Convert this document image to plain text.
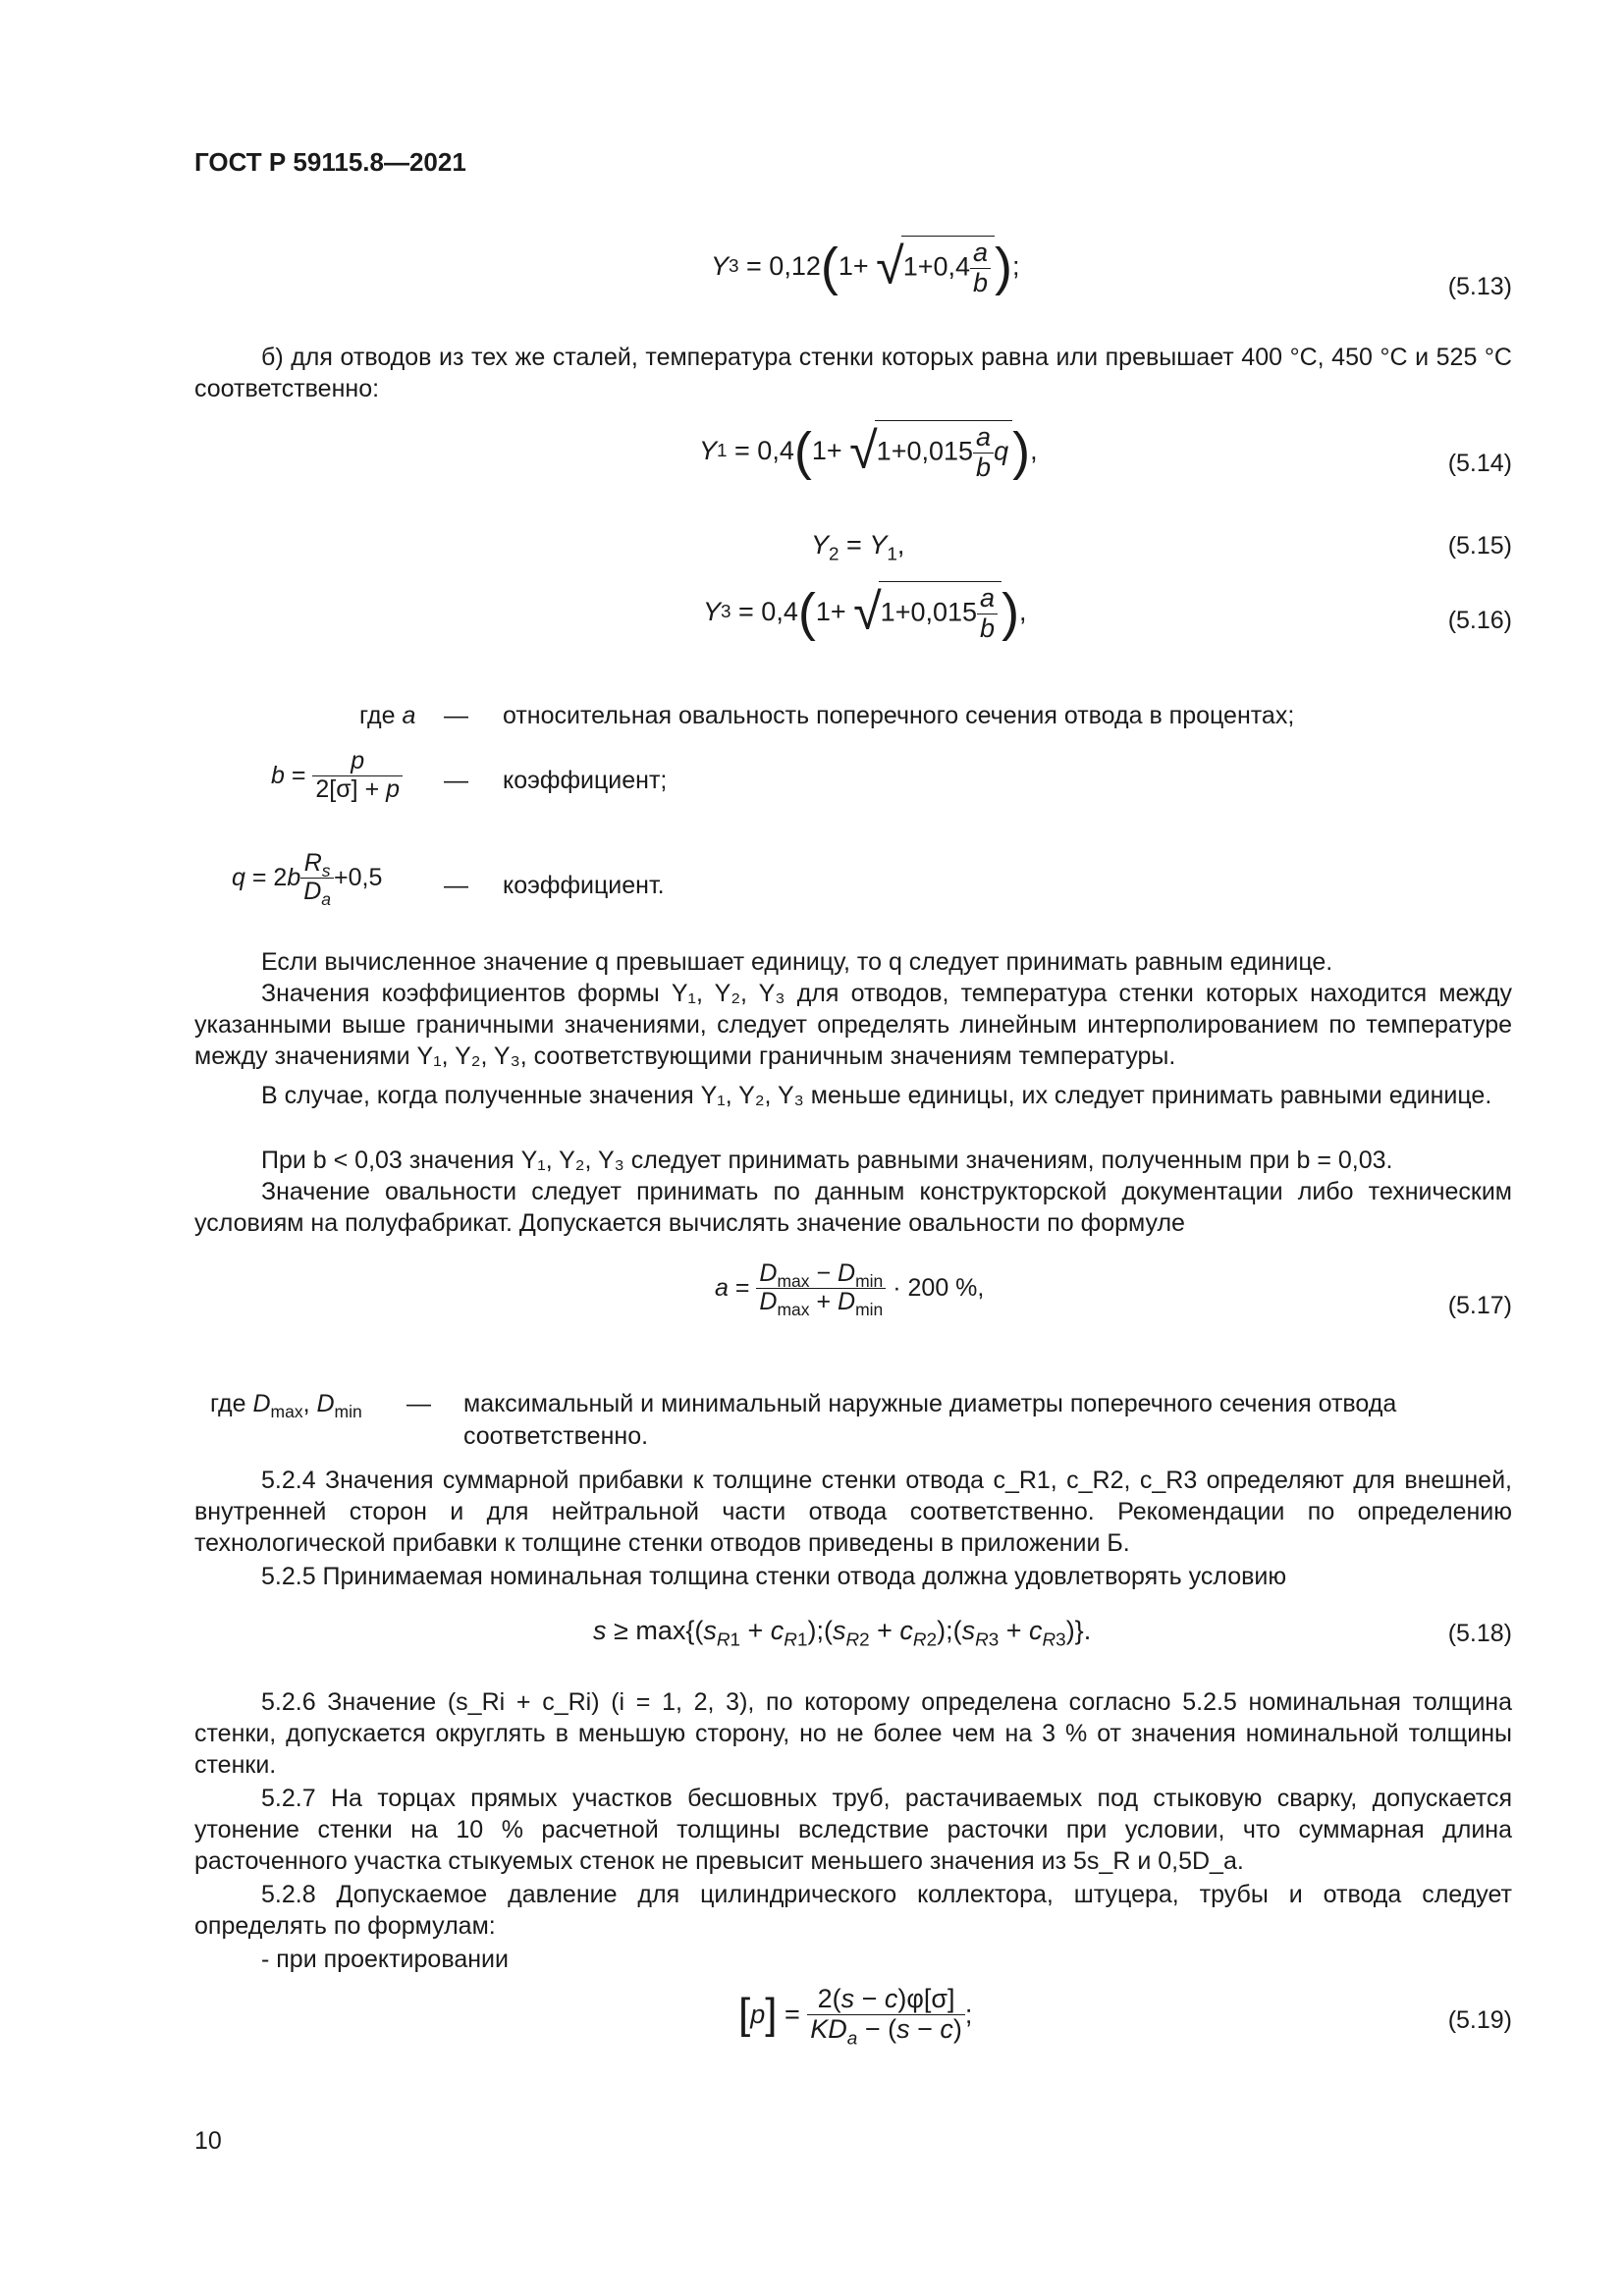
ГОСТ Р 59115.8—2021
Y 3 = 0,12 ( $1+ √1+0,4 \frac{a}{b}$ ) ;
(5.13)
б) для отводов из тех же сталей, температура стенки которых равна или превышает 400 °С, 450 °С и 525 °С соответственно:
Y 1 = 0,4 ( $1+ √1+0,015 \frac{a}{b}$ q ) ,	(5.14)
$Y_2 = Y_1$,	(5.15)
Y 3 = 0,4 ( $1+ √1+0,015 \frac{a}{b}$ ) ,	(5.16)
где a — относительная овальность поперечного сечения отвода в процентах;
$b = \frac{p}{2[\sigma] + p}$ — коэффициент;
q = 2 b $\frac{R_s}{D_a} +0,5$	— коэффициент.
Если вычисленное значение q превышает единицу, то q следует принимать равным единице.
Значения коэффициентов формы Y₁, Y₂, Y₃ для отводов, температура стенки которых находится между указанными выше граничными значениями, следует определять линейным интерполированием по температуре между значениями Y₁, Y₂, Y₃, соответствующими граничным значениям температуры.
В случае, когда полученные значения Y₁, Y₂, Y₃ меньше единицы, их следует принимать равными единице.
При b < 0,03 значения Y₁, Y₂, Y₃ следует принимать равными значениям, полученным при b = 0,03.
Значение овальности следует принимать по данным конструкторской документации либо техническим условиям на полуфабрикат. Допускается вычислять значение овальности по формуле
$a = \frac{D_{max} - D_{min}}{D_{max} + D_{min}} \cdot 200$ %,
(5.17)
где $D_{max}$, $D_{min}$ — максимальный и минимальный наружные диаметры поперечного сечения отвода соответственно.
5.2.4 Значения суммарной прибавки к толщине стенки отвода c_R1, c_R2, c_R3 определяют для внешней, внутренней сторон и для нейтральной части отвода соответственно. Рекомендации по определению технологической прибавки к толщине стенки отводов приведены в приложении Б.
5.2.5 Принимаемая номинальная толщина стенки отвода должна удовлетворять условию
$s \ge \max\{(s_{R1}$ + $c_{R1});(s_{R2}$ + $c_{R2});(s_{R3} + c_{R3})$}.	(5.18)
5.2.6 Значение (s_Ri + c_Ri) (i = 1, 2, 3), по которому определена согласно 5.2.5 номинальная толщина стенки, допускается округлять в меньшую сторону, но не более чем на 3 % от значения номинальной толщины стенки.
5.2.7 На торцах прямых участков бесшовных труб, растачиваемых под стыковую сварку, допускается утонение стенки на 10 % расчетной толщины вследствие расточки при условии, что суммарная длина расточенного участка стыкуемых стенок не превысит меньшего значения из 5s_R и 0,5D_a.
5.2.8 Допускаемое давление для цилиндрического коллектора, штуцера, трубы и отвода следует определять по формулам:
- при проектировании
[ p ] = $\frac{2(s - c)\varphi[\sigma]}{KD_a - (s - c)}$ ;	(5.19)
10
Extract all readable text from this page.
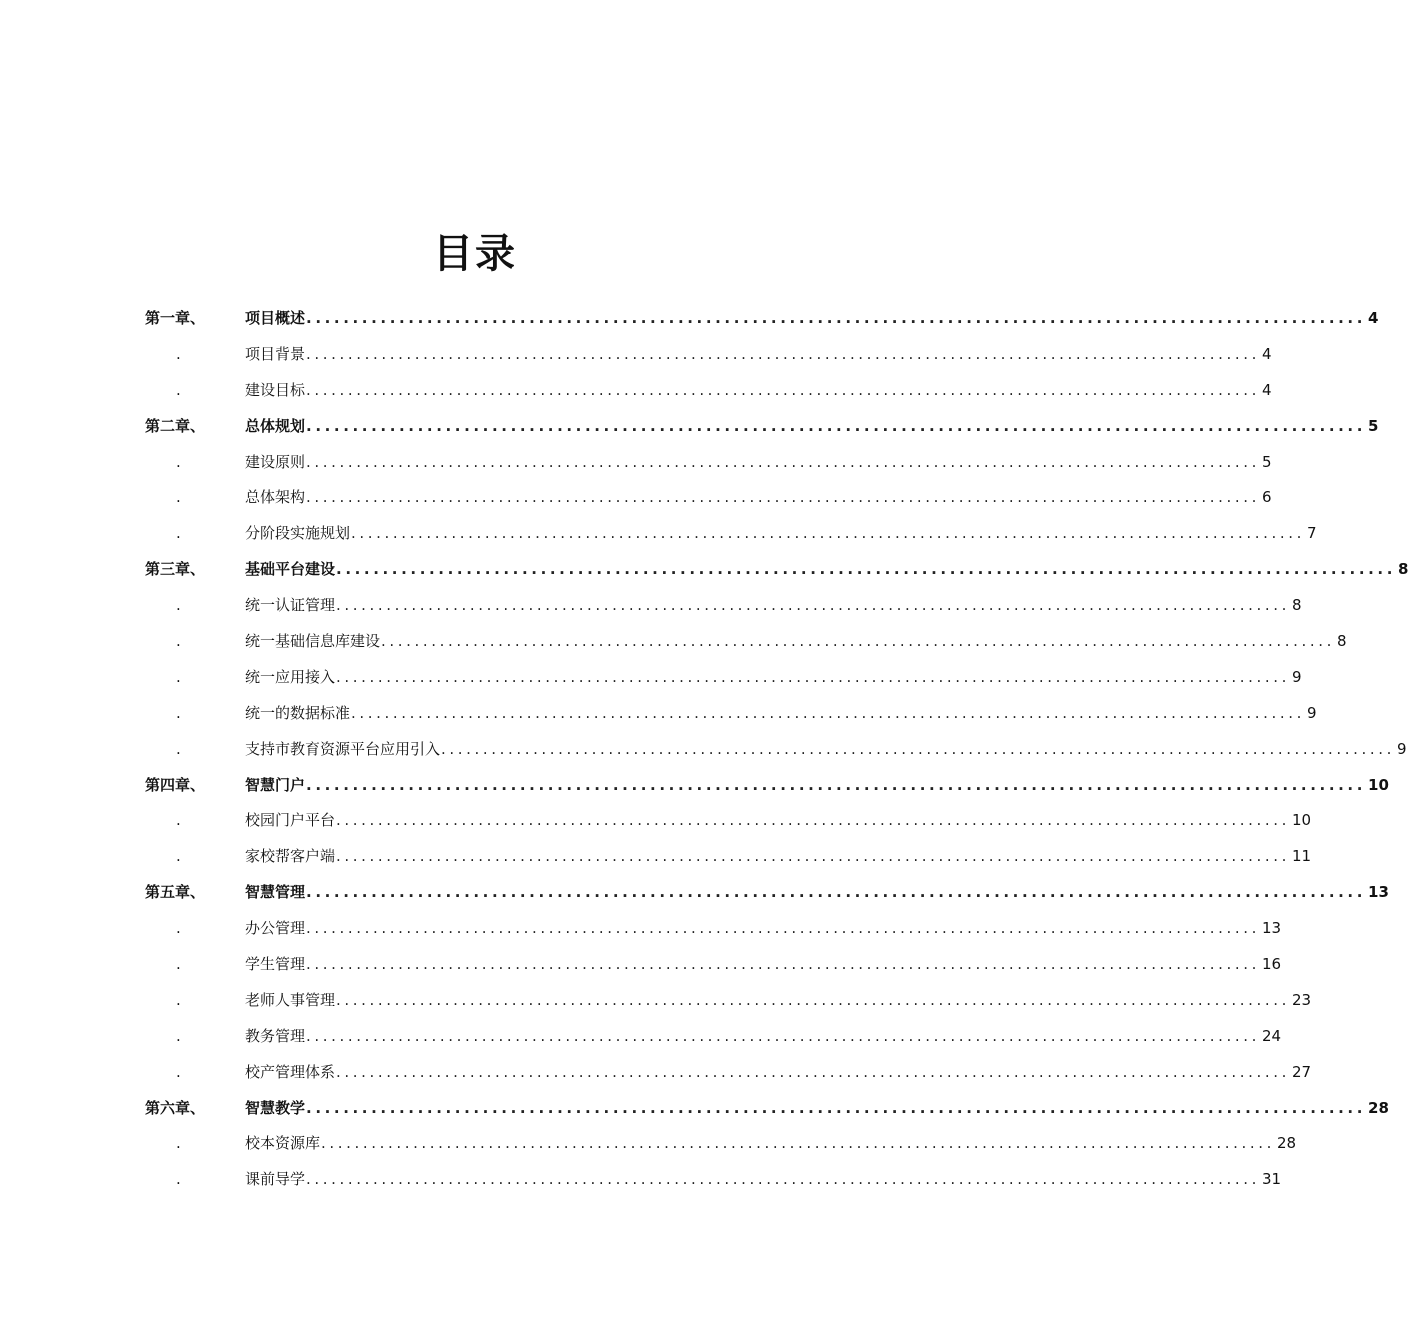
目录
第一章、	项目概述 .................................................................................................................. 4
.	项目背景 .................................................................................................................. 4
.	建设目标 .................................................................................................................. 4
第二章、	总体规划 .................................................................................................................. 5
.	建设原则 .................................................................................................................. 5
.	总体架构 .................................................................................................................. 6
.	分阶段实施规划 .................................................................................................................. 7
第三章、	基础平台建设 .................................................................................................................. 8
.	统一认证管理 .................................................................................................................. 8
.	统一基础信息库建设 .................................................................................................................. 8
.	统一应用接入 .................................................................................................................. 9
.	统一的数据标准 .................................................................................................................. 9
.	支持市教育资源平台应用引入 .................................................................................................................. 9
第四章、	智慧门户 .................................................................................................................. 10
.	校园门户平台 .................................................................................................................. 10
.	家校帮客户端 .................................................................................................................. 11
第五章、	智慧管理 .................................................................................................................. 13
.	办公管理 .................................................................................................................. 13
.	学生管理 .................................................................................................................. 16
.	老师人事管理 .................................................................................................................. 23
.	教务管理 .................................................................................................................. 24
.	校产管理体系 .................................................................................................................. 27
第六章、	智慧教学 .................................................................................................................. 28
.	校本资源库 .................................................................................................................. 28
.	课前导学 .................................................................................................................. 31
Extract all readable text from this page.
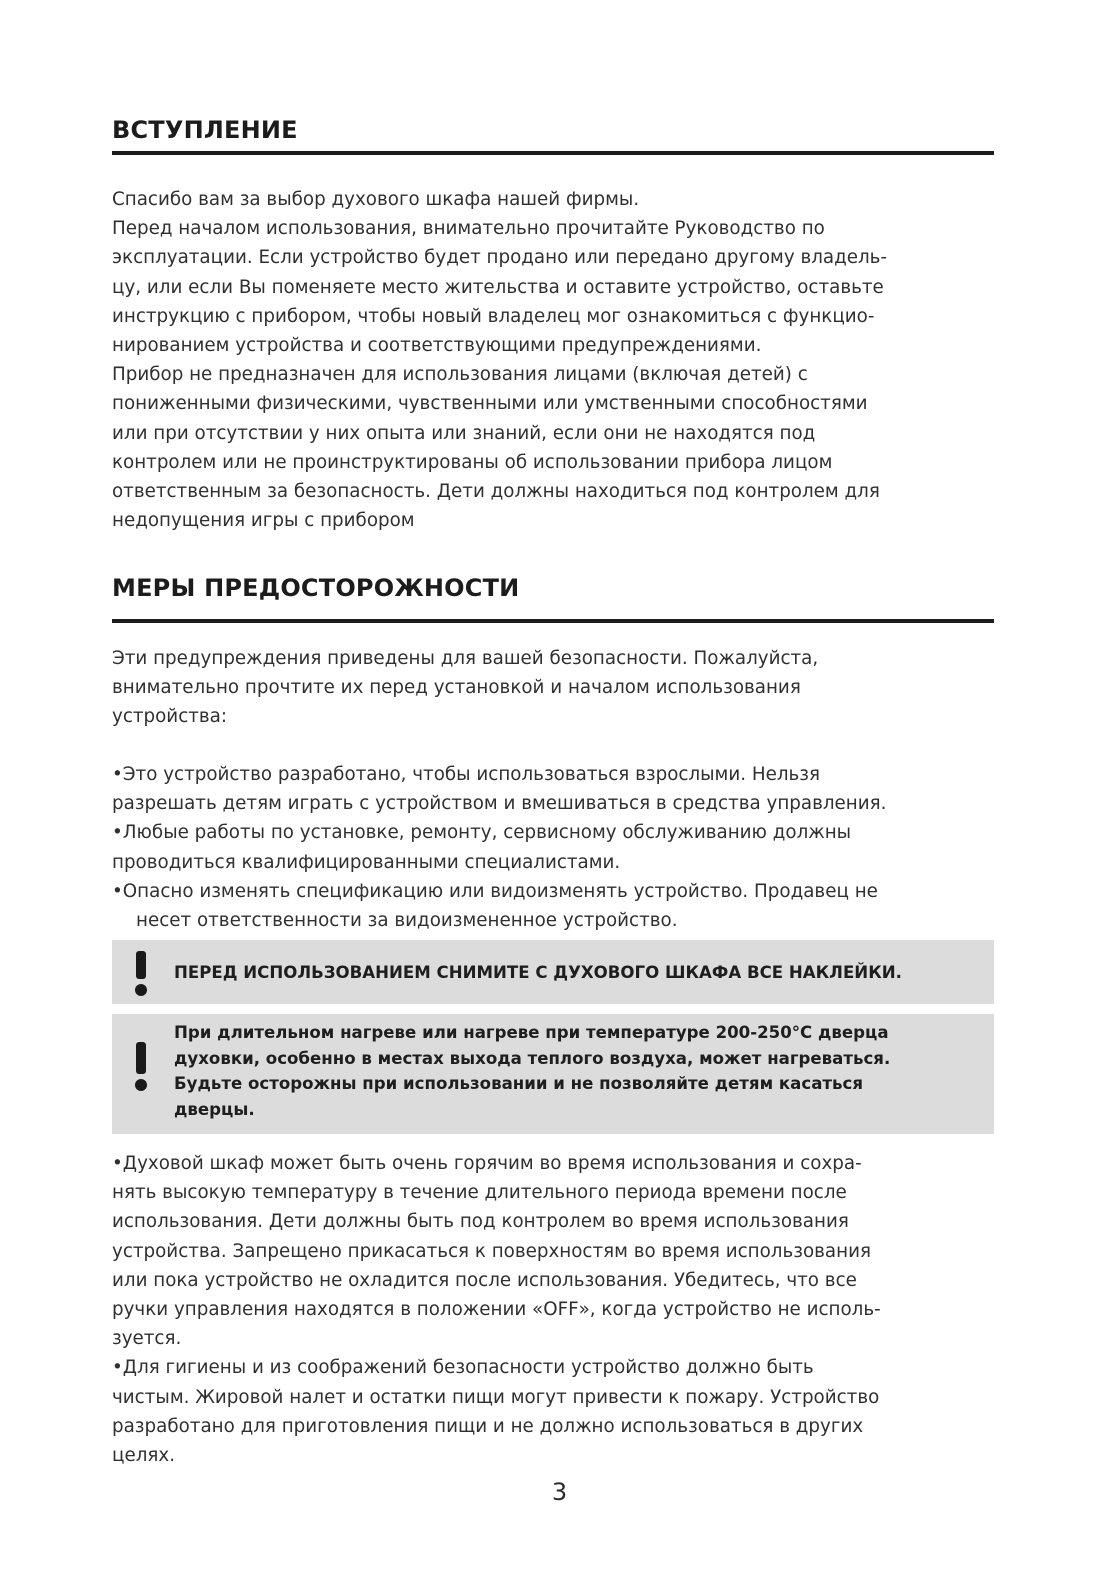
3
ВСТУПЛЕНИЕ
Спасибо вам за выбор духового шкафа нашей фирмы.
Перед началом использования, внимательно прочитайте Руководство по
эксплуатации. Если устройство будет продано или передано другому владель-
цу, или если Вы поменяете место жительства и оставите устройство, оставьте
инструкцию с прибором, чтобы новый владелец мог ознакомиться с функцио-
нированием устройства и соответствующими предупреждениями.
Прибор не предназначен для использования лицами (включая детей) с
пониженными физическими, чувственными или умственными способностями
или при отсутствии у них опыта или знаний, если они не находятся под
контролем или не проинструктированы об использовании прибора лицом
ответственным за безопасность. Дети должны находиться под контролем для
недопущения игры с прибором
МЕРЫ ПРЕДОСТОРОЖНОСТИ
Эти предупреждения приведены для вашей безопасности. Пожалуйста,
внимательно прочтите их перед установкой и началом использования
устройства:
•Это устройство разработано, чтобы использоваться взрослыми. Нельзя
разрешать детям играть с устройством и вмешиваться в средства управления.
•Любые работы по установке, ремонту, сервисному обслуживанию должны
проводиться квалифицированными специалистами.
•Опасно изменять спецификацию или видоизменять устройство. Продавец не
несет ответственности за видоизмененное устройство.
ПЕРЕД ИСПОЛЬЗОВАНИЕМ СНИМИТЕ С ДУХОВОГО ШКАФА ВСЕ НАКЛЕЙКИ.
При длительном нагреве или нагреве при температуре 200-250°С дверца
духовки, особенно в местах выхода теплого воздуха, может нагреваться.
Будьте осторожны при использовании и не позволяйте детям касаться
дверцы.
•Духовой шкаф может быть очень горячим во время использования и сохра-
нять высокую температуру в течение длительного периода времени после
использования. Дети должны быть под контролем во время использования
устройства. Запрещено прикасаться к поверхностям во время использования
или пока устройство не охладится после использования. Убедитесь, что все
ручки управления находятся в положении «OFF», когда устройство не исполь-
зуется.
•Для гигиены и из соображений безопасности устройство должно быть
чистым. Жировой налет и остатки пищи могут привести к пожару. Устройство
разработано для приготовления пищи и не должно использоваться в других
целях.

_REQUIREMENT_: A line counts if it holds the word "разработано". How many lines of the entries count? Give the number only.

_SOLUTION FOR THIS PROBLEM_: 2